## Stored records
** begin **
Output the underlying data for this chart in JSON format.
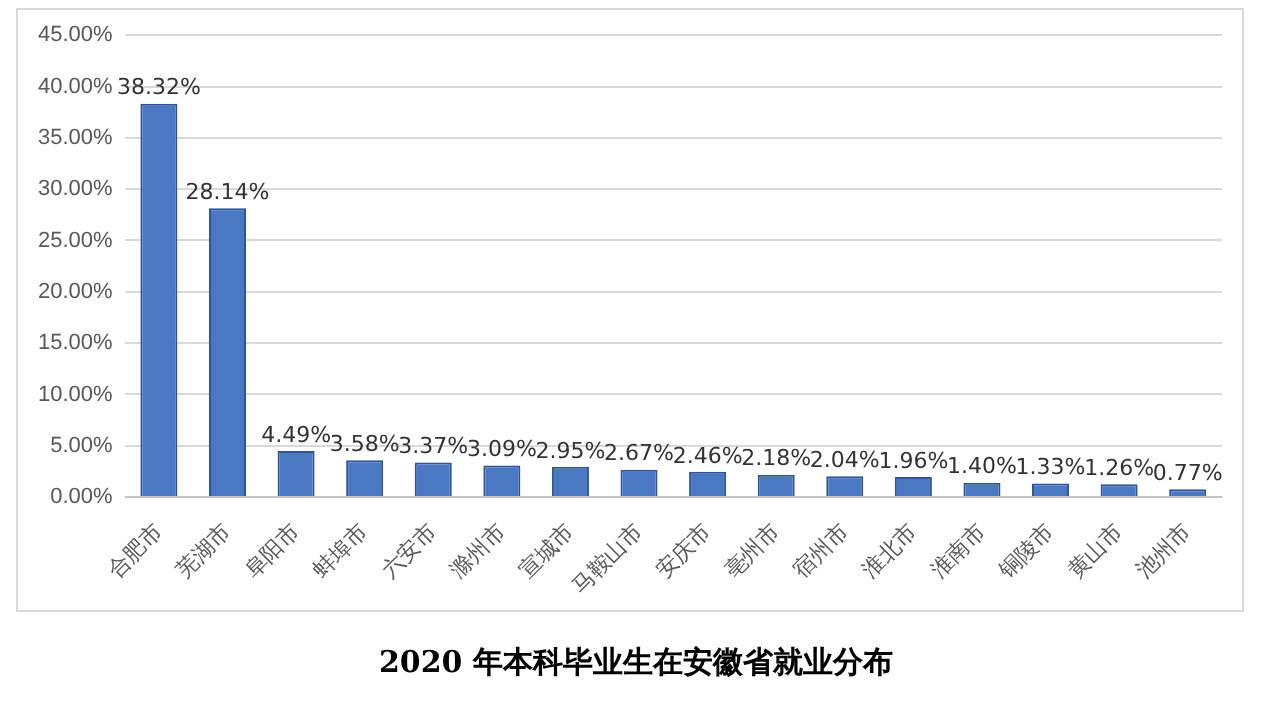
{
  "chart_data": {
    "type": "bar",
    "title": "2020 年本科毕业生在安徽省就业分布",
    "categories": [
      "合肥市",
      "芜湖市",
      "阜阳市",
      "蚌埠市",
      "六安市",
      "滁州市",
      "宣城市",
      "马鞍山市",
      "安庆市",
      "亳州市",
      "宿州市",
      "淮北市",
      "淮南市",
      "铜陵市",
      "黄山市",
      "池州市"
    ],
    "values": [
      38.32,
      28.14,
      4.49,
      3.58,
      3.37,
      3.09,
      2.95,
      2.67,
      2.46,
      2.18,
      2.04,
      1.96,
      1.4,
      1.33,
      1.26,
      0.77
    ],
    "value_labels": [
      "38.32%",
      "28.14%",
      "4.49%",
      "3.58%",
      "3.37%",
      "3.09%",
      "2.95%",
      "2.67%",
      "2.46%",
      "2.18%",
      "2.04%",
      "1.96%",
      "1.40%",
      "1.33%",
      "1.26%",
      "0.77%"
    ],
    "color": "#4a78c2",
    "ylim": [
      0,
      45
    ],
    "yticks": [
      {
        "value": 0,
        "label": "0.00%"
      },
      {
        "value": 5,
        "label": "5.00%"
      },
      {
        "value": 10,
        "label": "10.00%"
      },
      {
        "value": 15,
        "label": "15.00%"
      },
      {
        "value": 20,
        "label": "20.00%"
      },
      {
        "value": 25,
        "label": "25.00%"
      },
      {
        "value": 30,
        "label": "30.00%"
      },
      {
        "value": 35,
        "label": "35.00%"
      },
      {
        "value": 40,
        "label": "40.00%"
      },
      {
        "value": 45,
        "label": "45.00%"
      }
    ],
    "grid": "y",
    "legend": false
  }
}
** end **
## Written task
Take the listing above and print it exactly, apart from the pictures.

## Written solution
Output the underlying data for this chart in JSON format.
{
  "chart_data": {
    "type": "bar",
    "title": "2020 年本科毕业生在安徽省就业分布",
    "categories": [
      "合肥市",
      "芜湖市",
      "阜阳市",
      "蚌埠市",
      "六安市",
      "滁州市",
      "宣城市",
      "马鞍山市",
      "安庆市",
      "亳州市",
      "宿州市",
      "淮北市",
      "淮南市",
      "铜陵市",
      "黄山市",
      "池州市"
    ],
    "values": [
      38.32,
      28.14,
      4.49,
      3.58,
      3.37,
      3.09,
      2.95,
      2.67,
      2.46,
      2.18,
      2.04,
      1.96,
      1.4,
      1.33,
      1.26,
      0.77
    ],
    "value_labels": [
      "38.32%",
      "28.14%",
      "4.49%",
      "3.58%",
      "3.37%",
      "3.09%",
      "2.95%",
      "2.67%",
      "2.46%",
      "2.18%",
      "2.04%",
      "1.96%",
      "1.40%",
      "1.33%",
      "1.26%",
      "0.77%"
    ],
    "color": "#4a78c2",
    "ylim": [
      0,
      45
    ],
    "yticks": [
      {
        "value": 0,
        "label": "0.00%"
      },
      {
        "value": 5,
        "label": "5.00%"
      },
      {
        "value": 10,
        "label": "10.00%"
      },
      {
        "value": 15,
        "label": "15.00%"
      },
      {
        "value": 20,
        "label": "20.00%"
      },
      {
        "value": 25,
        "label": "25.00%"
      },
      {
        "value": 30,
        "label": "30.00%"
      },
      {
        "value": 35,
        "label": "35.00%"
      },
      {
        "value": 40,
        "label": "40.00%"
      },
      {
        "value": 45,
        "label": "45.00%"
      }
    ],
    "grid": "y",
    "legend": false
  }
}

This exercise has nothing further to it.